*Do this*. Filter the lines below, copying only those with the string "source".

[Records from a data collection]
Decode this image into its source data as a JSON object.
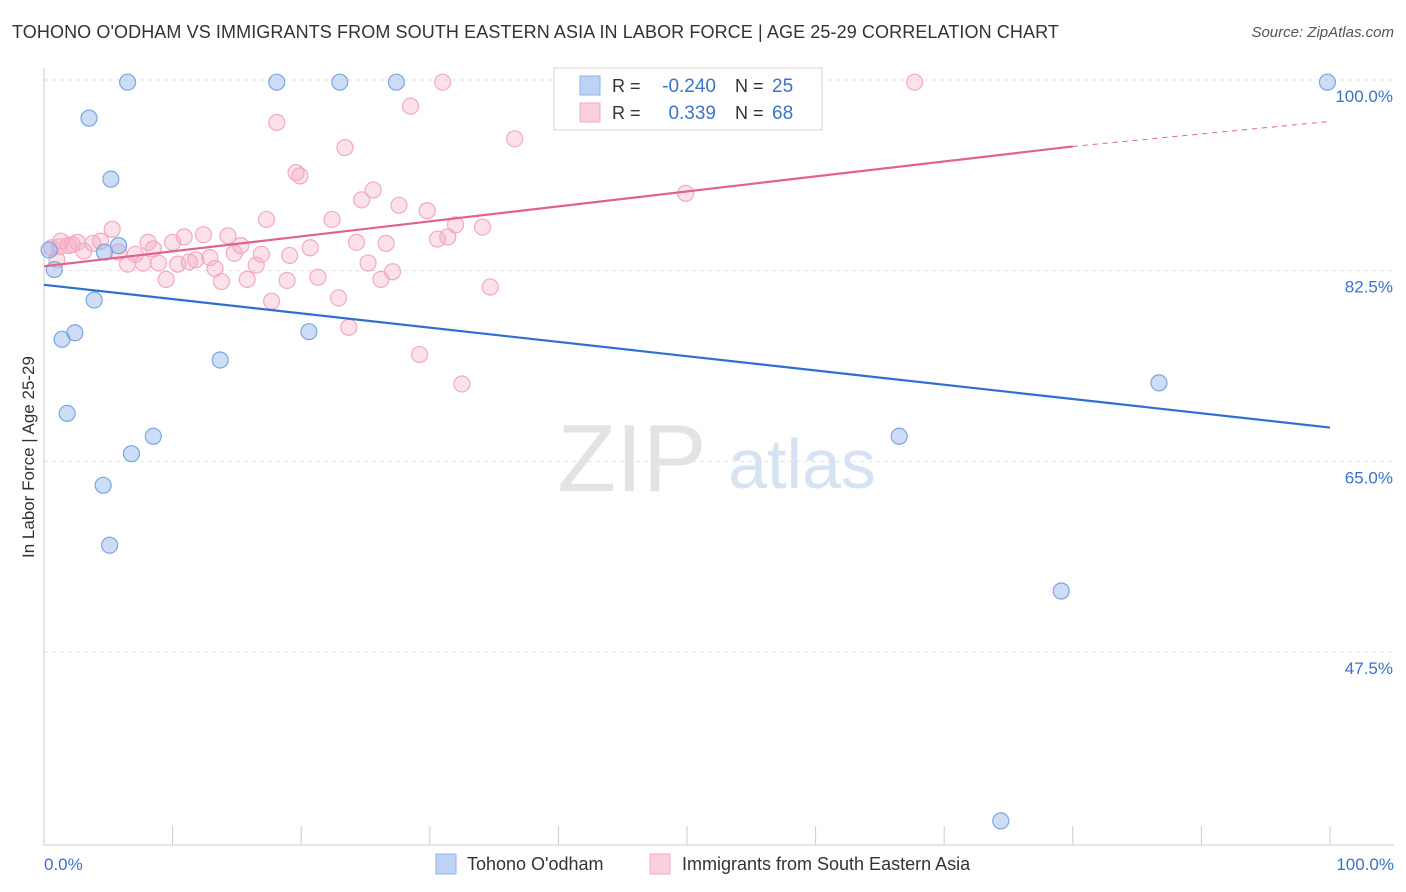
{
  "title": "TOHONO O'ODHAM VS IMMIGRANTS FROM SOUTH EASTERN ASIA IN LABOR FORCE | AGE 25-29 CORRELATION CHART",
  "source": "Source: ZipAtlas.com",
  "watermark": {
    "zip": "ZIP",
    "atlas": "atlas"
  },
  "chart_data": {
    "type": "scatter",
    "xlabel": "",
    "ylabel": "In Labor Force | Age 25-29",
    "xlim": [
      0,
      100
    ],
    "ylim": [
      30,
      102
    ],
    "x_tick_labels": [
      "0.0%",
      "100.0%"
    ],
    "y_ticks": [
      47.5,
      65.0,
      82.5,
      100.0
    ],
    "y_tick_labels": [
      "47.5%",
      "65.0%",
      "82.5%",
      "100.0%"
    ],
    "grid": true,
    "legend_position": "top-center",
    "stats": [
      {
        "r_label": "R =",
        "r_value": "-0.240",
        "n_label": "N =",
        "n_value": "25"
      },
      {
        "r_label": "R =",
        "r_value": "0.339",
        "n_label": "N =",
        "n_value": "68"
      }
    ],
    "series": [
      {
        "name": "Tohono O'odham",
        "color": "#8fb4e8",
        "line_color": "#2f6fd0",
        "trend": {
          "x": [
            0,
            100
          ],
          "y": [
            81.2,
            68.1
          ]
        },
        "points": [
          [
            0.4,
            84.4
          ],
          [
            0.8,
            82.6
          ],
          [
            1.4,
            76.2
          ],
          [
            1.8,
            69.4
          ],
          [
            2.4,
            76.8
          ],
          [
            3.5,
            96.5
          ],
          [
            3.9,
            79.8
          ],
          [
            4.7,
            84.2
          ],
          [
            4.6,
            62.8
          ],
          [
            5.2,
            90.9
          ],
          [
            5.1,
            57.3
          ],
          [
            5.8,
            84.8
          ],
          [
            6.5,
            99.8
          ],
          [
            6.8,
            65.7
          ],
          [
            8.5,
            67.3
          ],
          [
            13.7,
            74.3
          ],
          [
            18.1,
            99.8
          ],
          [
            20.6,
            76.9
          ],
          [
            23.0,
            99.8
          ],
          [
            27.4,
            99.8
          ],
          [
            66.5,
            67.3
          ],
          [
            79.1,
            53.1
          ],
          [
            86.7,
            72.2
          ],
          [
            99.8,
            99.8
          ],
          [
            74.4,
            32.0
          ]
        ]
      },
      {
        "name": "Immigrants from South Eastern Asia",
        "color": "#f4a9c0",
        "line_color": "#e0638c",
        "trend": {
          "x": [
            0,
            80
          ],
          "y": [
            82.9,
            93.9
          ]
        },
        "trend_dashed": {
          "x": [
            80,
            100
          ],
          "y": [
            93.9,
            96.2
          ]
        },
        "points": [
          [
            0.6,
            84.6
          ],
          [
            1.0,
            83.5
          ],
          [
            1.3,
            85.2
          ],
          [
            1.9,
            84.8
          ],
          [
            2.6,
            85.1
          ],
          [
            3.1,
            84.3
          ],
          [
            3.8,
            85.0
          ],
          [
            4.4,
            85.2
          ],
          [
            5.3,
            86.3
          ],
          [
            5.8,
            84.2
          ],
          [
            6.5,
            83.1
          ],
          [
            7.1,
            84.0
          ],
          [
            7.7,
            83.2
          ],
          [
            8.1,
            85.1
          ],
          [
            8.5,
            84.5
          ],
          [
            8.9,
            83.2
          ],
          [
            9.5,
            81.7
          ],
          [
            10.0,
            85.1
          ],
          [
            10.4,
            83.1
          ],
          [
            10.9,
            85.6
          ],
          [
            11.3,
            83.3
          ],
          [
            11.8,
            83.5
          ],
          [
            12.4,
            85.8
          ],
          [
            12.9,
            83.7
          ],
          [
            13.3,
            82.7
          ],
          [
            13.8,
            81.5
          ],
          [
            14.3,
            85.7
          ],
          [
            14.8,
            84.1
          ],
          [
            15.3,
            84.8
          ],
          [
            15.8,
            81.7
          ],
          [
            16.5,
            83.0
          ],
          [
            16.9,
            84.0
          ],
          [
            17.3,
            87.2
          ],
          [
            17.7,
            79.7
          ],
          [
            18.1,
            96.1
          ],
          [
            18.9,
            81.6
          ],
          [
            19.1,
            83.9
          ],
          [
            19.6,
            91.5
          ],
          [
            19.9,
            91.2
          ],
          [
            20.7,
            84.6
          ],
          [
            21.3,
            81.9
          ],
          [
            22.4,
            87.2
          ],
          [
            22.9,
            80.0
          ],
          [
            23.4,
            93.8
          ],
          [
            23.7,
            77.3
          ],
          [
            24.3,
            85.1
          ],
          [
            24.7,
            89.0
          ],
          [
            25.2,
            83.2
          ],
          [
            25.6,
            89.9
          ],
          [
            26.2,
            81.7
          ],
          [
            26.6,
            85.0
          ],
          [
            27.1,
            82.4
          ],
          [
            27.6,
            88.5
          ],
          [
            28.5,
            97.6
          ],
          [
            29.2,
            74.8
          ],
          [
            29.8,
            88.0
          ],
          [
            30.6,
            85.4
          ],
          [
            31.0,
            99.8
          ],
          [
            31.4,
            85.6
          ],
          [
            32.0,
            86.7
          ],
          [
            32.5,
            72.1
          ],
          [
            34.1,
            86.5
          ],
          [
            34.7,
            81.0
          ],
          [
            36.6,
            94.6
          ],
          [
            49.9,
            89.6
          ],
          [
            67.7,
            99.8
          ],
          [
            1.2,
            84.7
          ],
          [
            2.2,
            84.9
          ]
        ]
      }
    ]
  }
}
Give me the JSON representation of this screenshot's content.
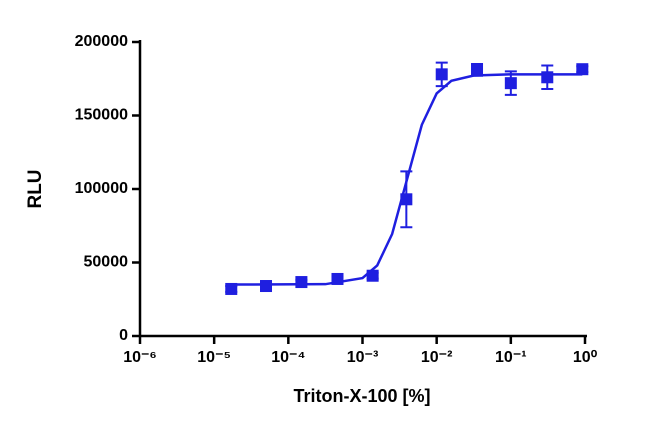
{
  "chart_data": {
    "type": "scatter",
    "xlabel": "Triton-X-100 [%]",
    "ylabel": "RLU",
    "xscale": "log",
    "xlim": [
      1e-06,
      1
    ],
    "xticks": [
      {
        "value": 1e-06,
        "label": "10⁻⁶"
      },
      {
        "value": 1e-05,
        "label": "10⁻⁵"
      },
      {
        "value": 0.0001,
        "label": "10⁻⁴"
      },
      {
        "value": 0.001,
        "label": "10⁻³"
      },
      {
        "value": 0.01,
        "label": "10⁻²"
      },
      {
        "value": 0.1,
        "label": "10⁻¹"
      },
      {
        "value": 1,
        "label": "10⁰"
      }
    ],
    "ylim": [
      0,
      200000
    ],
    "yticks": [
      0,
      50000,
      100000,
      150000,
      200000
    ],
    "color": "#1f1fe0",
    "points": {
      "x": [
        1.7e-05,
        5e-05,
        0.00015,
        0.00046,
        0.00137,
        0.0039,
        0.0117,
        0.035,
        0.1,
        0.31,
        0.92
      ],
      "values": [
        32000,
        34000,
        36700,
        38800,
        41000,
        93000,
        178000,
        181000,
        172000,
        176000,
        181500
      ],
      "errors": [
        2000,
        2500,
        1500,
        1500,
        2000,
        19000,
        8000,
        4000,
        8000,
        8000,
        2000
      ]
    },
    "curve": {
      "x": [
        1.7e-05,
        0.000316,
        0.001,
        0.00158,
        0.00251,
        0.00398,
        0.00631,
        0.01,
        0.0158,
        0.0316,
        0.1,
        0.92
      ],
      "values": [
        35000,
        35254,
        39400,
        48000,
        69400,
        106500,
        143700,
        165000,
        173600,
        177200,
        178000,
        178000
      ]
    }
  }
}
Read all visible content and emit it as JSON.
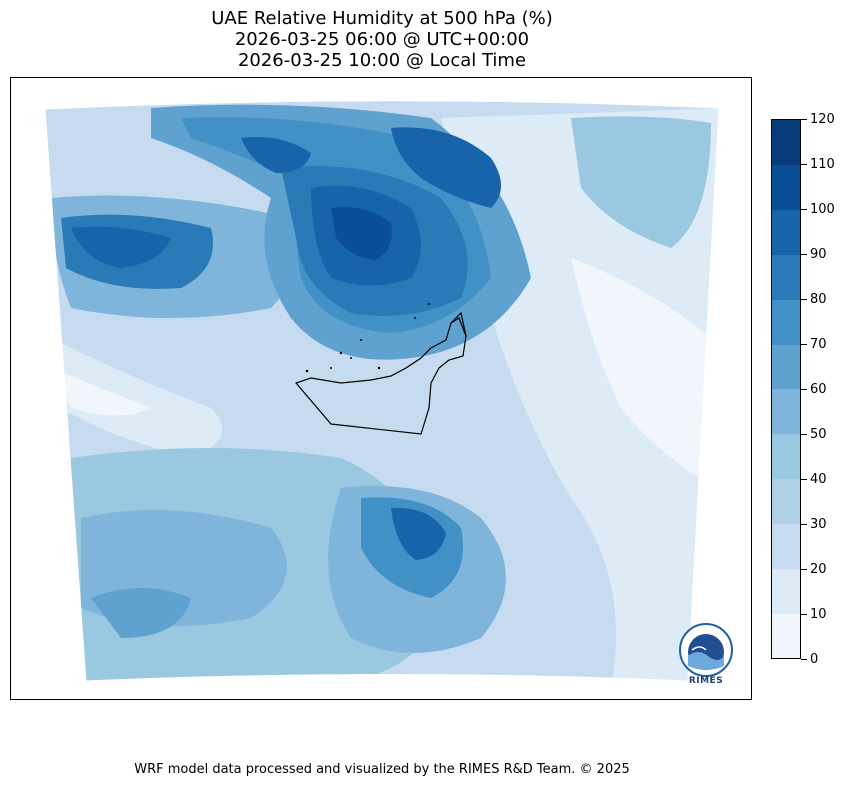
{
  "title": {
    "line1": "UAE Relative Humidity at 500 hPa (%)",
    "line2": "2026-03-25 06:00 @ UTC+00:00",
    "line3": "2026-03-25 10:00 @ Local Time"
  },
  "colorbar": {
    "ticks": [
      "0",
      "10",
      "20",
      "30",
      "40",
      "50",
      "60",
      "70",
      "80",
      "90",
      "100",
      "110",
      "120"
    ],
    "colors": [
      "#f0f6fc",
      "#ddebf7",
      "#c6dbef",
      "#b0d0e7",
      "#9ac8e0",
      "#7fb5da",
      "#5fa2d0",
      "#4291c6",
      "#2a7ab8",
      "#1764ab",
      "#0a4f96",
      "#083b7a"
    ],
    "min": 0,
    "max": 120
  },
  "logo": {
    "text": "RIMES",
    "icon": "rimes-logo-icon"
  },
  "footer": "WRF model data processed and visualized by the RIMES R&D Team. © 2025"
}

*In response*.
Decode this image into its source data as a JSON object.
  "source": "Source: ZipAtlas.com",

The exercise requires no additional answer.